====== DATA FOR THIS EXERCISE ======

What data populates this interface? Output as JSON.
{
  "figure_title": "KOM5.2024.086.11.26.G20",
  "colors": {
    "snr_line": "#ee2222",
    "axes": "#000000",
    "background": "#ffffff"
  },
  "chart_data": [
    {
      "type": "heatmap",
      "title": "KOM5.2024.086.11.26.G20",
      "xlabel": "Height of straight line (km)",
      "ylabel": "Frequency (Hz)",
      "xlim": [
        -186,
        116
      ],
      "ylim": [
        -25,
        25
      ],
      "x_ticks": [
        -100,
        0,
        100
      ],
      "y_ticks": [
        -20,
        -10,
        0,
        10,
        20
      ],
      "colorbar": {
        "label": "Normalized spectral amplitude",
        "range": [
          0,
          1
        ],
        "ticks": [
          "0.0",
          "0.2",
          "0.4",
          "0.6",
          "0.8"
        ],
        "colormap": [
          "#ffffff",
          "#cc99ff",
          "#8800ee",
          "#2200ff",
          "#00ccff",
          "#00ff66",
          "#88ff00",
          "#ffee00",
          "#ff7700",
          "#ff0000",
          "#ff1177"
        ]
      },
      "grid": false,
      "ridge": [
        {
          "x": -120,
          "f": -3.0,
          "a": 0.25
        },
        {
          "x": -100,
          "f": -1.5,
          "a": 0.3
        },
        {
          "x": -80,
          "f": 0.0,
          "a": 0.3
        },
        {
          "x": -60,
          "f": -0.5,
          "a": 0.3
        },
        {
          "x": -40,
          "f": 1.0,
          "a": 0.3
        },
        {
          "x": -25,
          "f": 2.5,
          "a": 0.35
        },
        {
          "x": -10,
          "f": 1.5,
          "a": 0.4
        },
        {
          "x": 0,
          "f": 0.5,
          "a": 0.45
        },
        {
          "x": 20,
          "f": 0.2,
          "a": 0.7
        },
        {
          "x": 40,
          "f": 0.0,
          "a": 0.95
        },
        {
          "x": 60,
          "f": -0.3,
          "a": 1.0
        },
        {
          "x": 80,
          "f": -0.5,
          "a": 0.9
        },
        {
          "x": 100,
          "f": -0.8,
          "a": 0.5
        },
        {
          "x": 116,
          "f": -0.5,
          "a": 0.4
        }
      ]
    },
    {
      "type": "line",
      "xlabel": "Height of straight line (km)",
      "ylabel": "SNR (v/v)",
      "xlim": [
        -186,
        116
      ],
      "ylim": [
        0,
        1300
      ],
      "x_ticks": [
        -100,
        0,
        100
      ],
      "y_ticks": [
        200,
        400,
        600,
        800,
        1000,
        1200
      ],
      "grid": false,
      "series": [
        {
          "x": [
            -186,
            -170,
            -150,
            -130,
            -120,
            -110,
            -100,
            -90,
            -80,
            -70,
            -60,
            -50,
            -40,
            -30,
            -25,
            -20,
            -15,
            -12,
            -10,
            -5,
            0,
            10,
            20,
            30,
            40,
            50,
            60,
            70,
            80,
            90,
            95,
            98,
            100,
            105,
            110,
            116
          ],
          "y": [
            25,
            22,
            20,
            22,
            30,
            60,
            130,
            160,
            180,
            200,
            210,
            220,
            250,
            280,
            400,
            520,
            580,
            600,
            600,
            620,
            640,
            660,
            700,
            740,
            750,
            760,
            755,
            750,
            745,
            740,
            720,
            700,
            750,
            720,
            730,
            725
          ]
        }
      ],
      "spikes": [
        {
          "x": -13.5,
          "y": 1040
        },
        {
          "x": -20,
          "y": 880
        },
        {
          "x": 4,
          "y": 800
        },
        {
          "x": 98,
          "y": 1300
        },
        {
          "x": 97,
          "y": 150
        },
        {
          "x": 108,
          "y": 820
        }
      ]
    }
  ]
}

======

## WHAT THE TASK REQUIRES
Repeat the records above exactly, from the first line to the last.

## ANSWER TO THIS PROBLEM
What data populates this interface? Output as JSON.
{
  "figure_title": "KOM5.2024.086.11.26.G20",
  "colors": {
    "snr_line": "#ee2222",
    "axes": "#000000",
    "background": "#ffffff"
  },
  "chart_data": [
    {
      "type": "heatmap",
      "title": "KOM5.2024.086.11.26.G20",
      "xlabel": "Height of straight line (km)",
      "ylabel": "Frequency (Hz)",
      "xlim": [
        -186,
        116
      ],
      "ylim": [
        -25,
        25
      ],
      "x_ticks": [
        -100,
        0,
        100
      ],
      "y_ticks": [
        -20,
        -10,
        0,
        10,
        20
      ],
      "colorbar": {
        "label": "Normalized spectral amplitude",
        "range": [
          0,
          1
        ],
        "ticks": [
          "0.0",
          "0.2",
          "0.4",
          "0.6",
          "0.8"
        ],
        "colormap": [
          "#ffffff",
          "#cc99ff",
          "#8800ee",
          "#2200ff",
          "#00ccff",
          "#00ff66",
          "#88ff00",
          "#ffee00",
          "#ff7700",
          "#ff0000",
          "#ff1177"
        ]
      },
      "grid": false,
      "ridge": [
        {
          "x": -120,
          "f": -3.0,
          "a": 0.25
        },
        {
          "x": -100,
          "f": -1.5,
          "a": 0.3
        },
        {
          "x": -80,
          "f": 0.0,
          "a": 0.3
        },
        {
          "x": -60,
          "f": -0.5,
          "a": 0.3
        },
        {
          "x": -40,
          "f": 1.0,
          "a": 0.3
        },
        {
          "x": -25,
          "f": 2.5,
          "a": 0.35
        },
        {
          "x": -10,
          "f": 1.5,
          "a": 0.4
        },
        {
          "x": 0,
          "f": 0.5,
          "a": 0.45
        },
        {
          "x": 20,
          "f": 0.2,
          "a": 0.7
        },
        {
          "x": 40,
          "f": 0.0,
          "a": 0.95
        },
        {
          "x": 60,
          "f": -0.3,
          "a": 1.0
        },
        {
          "x": 80,
          "f": -0.5,
          "a": 0.9
        },
        {
          "x": 100,
          "f": -0.8,
          "a": 0.5
        },
        {
          "x": 116,
          "f": -0.5,
          "a": 0.4
        }
      ]
    },
    {
      "type": "line",
      "xlabel": "Height of straight line (km)",
      "ylabel": "SNR (v/v)",
      "xlim": [
        -186,
        116
      ],
      "ylim": [
        0,
        1300
      ],
      "x_ticks": [
        -100,
        0,
        100
      ],
      "y_ticks": [
        200,
        400,
        600,
        800,
        1000,
        1200
      ],
      "grid": false,
      "series": [
        {
          "x": [
            -186,
            -170,
            -150,
            -130,
            -120,
            -110,
            -100,
            -90,
            -80,
            -70,
            -60,
            -50,
            -40,
            -30,
            -25,
            -20,
            -15,
            -12,
            -10,
            -5,
            0,
            10,
            20,
            30,
            40,
            50,
            60,
            70,
            80,
            90,
            95,
            98,
            100,
            105,
            110,
            116
          ],
          "y": [
            25,
            22,
            20,
            22,
            30,
            60,
            130,
            160,
            180,
            200,
            210,
            220,
            250,
            280,
            400,
            520,
            580,
            600,
            600,
            620,
            640,
            660,
            700,
            740,
            750,
            760,
            755,
            750,
            745,
            740,
            720,
            700,
            750,
            720,
            730,
            725
          ]
        }
      ],
      "spikes": [
        {
          "x": -13.5,
          "y": 1040
        },
        {
          "x": -20,
          "y": 880
        },
        {
          "x": 4,
          "y": 800
        },
        {
          "x": 98,
          "y": 1300
        },
        {
          "x": 97,
          "y": 150
        },
        {
          "x": 108,
          "y": 820
        }
      ]
    }
  ]
}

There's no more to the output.